— Seçilmiş Metin —

==*==

Hürrem Haseki Sultan :Kanuni nikahla almıştır. Ukrayna asıllıdır.4 Şehzade ve 1 Kadın Sultan'ın annesi
Mahidevran Haseki Sultan : Şehzade Mustafa'nın annesi
Gülfem Hatun : Şehzade Murad'ın annesi
Fülane Hatun :Şehzade Mahmud'un annesi
Şehzade Emirhan (1512-?)
Şehzade Mahmud(1512-1521)
Şehzade Mustafa (1515-1553)
Şehzade Murad
Şehzade Mehmed(1521-1543)
Şehzade Abdullah
II. Selim(1524-1574) ( Kanuni den sonra tahta geçmiştir.Lakabı Sarı Selim)
Şehzade Bayezid(1525-1562)
Şehzade Mehmed(1526-1533)
Şehzade Cihangir(1531-1553)
Şehzade Orhan(1543-1562)
Şehzade Osman(1545-1562)
Şehzade Orhan(1554-1562)
(Son üç şehzadenin küçük yaşta öldükleri sanılmaktadır.)
Kız çocukları
Mihrimah Sultan (1522-1578)
Raziye Sultan
Fatma Sultan
Doğum ve ölüm tarihleri bilinmeyen Şehzade Ahmet,Şehzade Abdullah,Şehzade Abdullah,Şehzade Mehmed adında oğulları olduğu bilinmektedir.
I. KANUNİ SULTAN SÜLEY HANIMLARI VE ÇOCUKLARI
Yılmaz Oztuna; Kanuni'nin zevcelerinin sayısını, dört tane olarak gösterir ve bunlardan 1496'da doğup , 1550'de vefat eden ve adı bilinmeyen ancak, Mahmud adlı bir şehzadesi bulunan ve kendi makberi Şehzade camiinde bulunan bir hanımdan haber verir.
1499'da Bursa'da doğmuş Abdullah kızı Mahi Devran Haseki, 1581'de 82 yaşında ölmüştür. Evliliği 52 sene sürmüşse de, bunun fiili olmadığını Mahi Devran Haseki'nin 1534'den sonra oğlunun yanında yaşadığını bildiriyor. 1553'de yerleştiği Bursa'da, 28 sene muammer olmuş ve oğlu Şehzade Mustafa'nın türbesine defnolunmuştur.
Kaanuni'nin 3. hanımı ise; Gülfem Hatun adlı 1497'de İstanbul'da doğmuş, 65 yaşında olduğu halde yine İstanbul'da vefat eden bu zevcesi 51 sene süren izdivaç müddetiyle görülüyor ki evliliği 14 yaşındayken vukubulmuştur. Muraâd adlı bir şehzadesini babası boğdurtmuştur.
Dördüncü Hatun ise; Hurrem Haseki Sultandır. 1506'da İstanbulda doğmuştur. Ortodoks bir rahibin kızıdır, Müslüman olmadan önceki esas adı Aleksandra Lisovska'dır ve Roksalan'da denmektedir. Evlendiğinde oda 14 yaşında olup, 38 yıl dünyanın en büyük devlet başkanının hanımı olarak yaşamıştır. 1558'de vefatın da Süleymaniye Camiindeki türbesine gömüldü. Muhteşem Kaanuni'ye dört şehzade bir Sultanhanım doğurdu. Kızı Mihrimah olup, erkek çocukları, Mehmed, Selim, Bayezid, Cihangir ve Abdullah adlı şehzadelerdi. Çok hayrat yaptırmıştır. Mimar/Sinan'ı çok çalıştırmıştır.

==*==

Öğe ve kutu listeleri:
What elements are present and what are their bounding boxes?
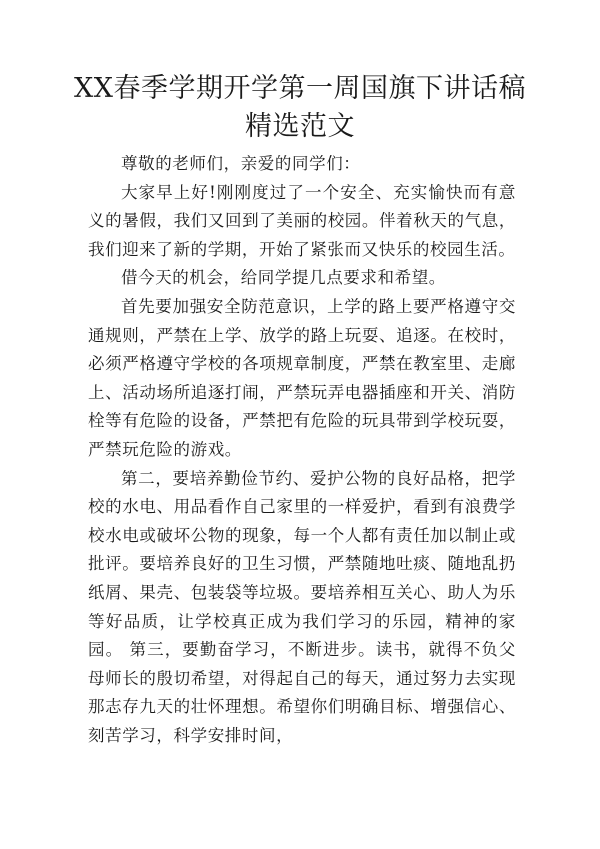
- paragraph-greeting: 尊敬的老师们，亲爱的同学们：: [121, 154, 361, 173]
- document-title: XX春季学期开学第一周国旗下讲话稿精选范文: [74, 73, 526, 142]
- paragraph-safety: 首先要加强安全防范意识，上学的路上要严格遵守交通规则，严禁在上学、放学的路上玩耍、追逐。在校时，必须严格遵守学校的各项规章制度，严禁在教室里、走廊上、活动场所追逐打闹，严禁玩弄电器插座和开关、消防栓等有危险的设备，严禁把有危险的玩具带到学校玩耍，严禁玩危险的游戏。: [88, 296, 516, 459]
- document-body: [88, 150, 516, 750]
- paragraph-second-third: 第二，要培养勤俭节约、爱护公物的良好品格，把学校的水电、用品看作自己家里的一样爱护，看到有浪费学校水电或破坏公物的现象，每一个人都有责任加以制止或批评。要培养良好的卫生习惯，严禁随地吐痰、随地乱扔纸屑、果壳、包装袋等垃圾。要培养相互关心、助人为乐等好品质，让学校真正成为我们学习的乐园，精神的家园。 第三，要勤奋学习，不断进步。读书，就得不负父母师长的殷切希望，对得起自己的每天，通过努力去实现那志存九天的壮怀理想。希望你们明确目标、增强信心、刻苦学习，科学安排时间，: [88, 468, 516, 745]
- paragraph-opening: 大家早上好!刚刚度过了一个安全、充实愉快而有意义的暑假，我们又回到了美丽的校园。伴着秋天的气息，我们迎来了新的学期，开始了紧张而又快乐的校园生活。: [88, 182, 516, 259]
- paragraph-requirements-intro: 借今天的机会，给同学提几点要求和希望。: [121, 268, 446, 288]
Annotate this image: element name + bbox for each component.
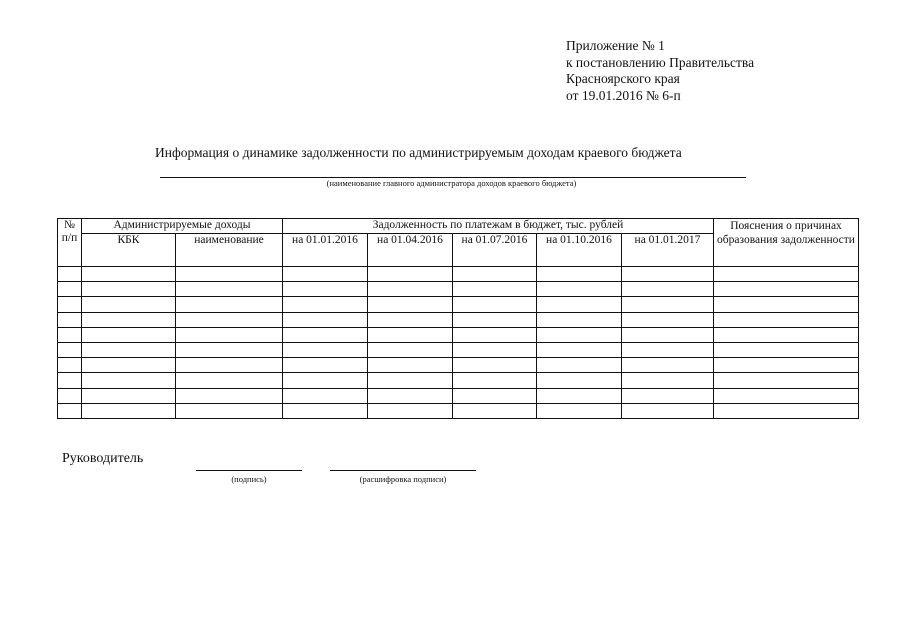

==*==

— Alıştırma Seti —
1. Kanuni'nin ailesiyle ilgili metinde "1499'da Bursa'da doğmuş" diye başlayan paragrafı, ana bilgilerini koruyarak madde madde kısaltır mısın?
2. Kanuni'nin ailesiyle ilgili metinden "Şehzade Mahmud(1512-1521)" ifadesiyle başlayıp "Şehzade Orhan(1543-1562)" ifadesiyle biten kısmı hiç değiştirmeden aktarır mısın?
Kayıtlar, metinden ayrı ve bağımsız bir malzemedir.

— Cevap Anahtarı —
1.
- Abdullah kızı Mahi Devran Haseki 1499'da Bursa'da doğdu, 1581'de 82 yaşında öldü.
- Evliliği 52 yıl sürmüş görünse de bu evlilik fiilî değildi. 1534'ten sonra oğlunun yanında yaşadı.
- 1553'te Bursa'ya yerleşti ve orada 28 yıl yaşadı.
- Oğlu Şehzade Mustafa'nın türbesine defnedildi.

2.
Şehzade Mahmud(1512-1521)
Şehzade Mustafa (1515-1553)
Şehzade Murad
Şehzade Mehmed(1521-1543)
Şehzade Abdullah
II. Selim(1524-1574) ( Kanuni den sonra tahta geçmiştir.Lakabı Sarı Selim)
Şehzade Bayezid(1525-1562)
Şehzade Mehmed(1526-1533)
Şehzade Cihangir(1531-1553)
Şehzade Orhan(1543-1562)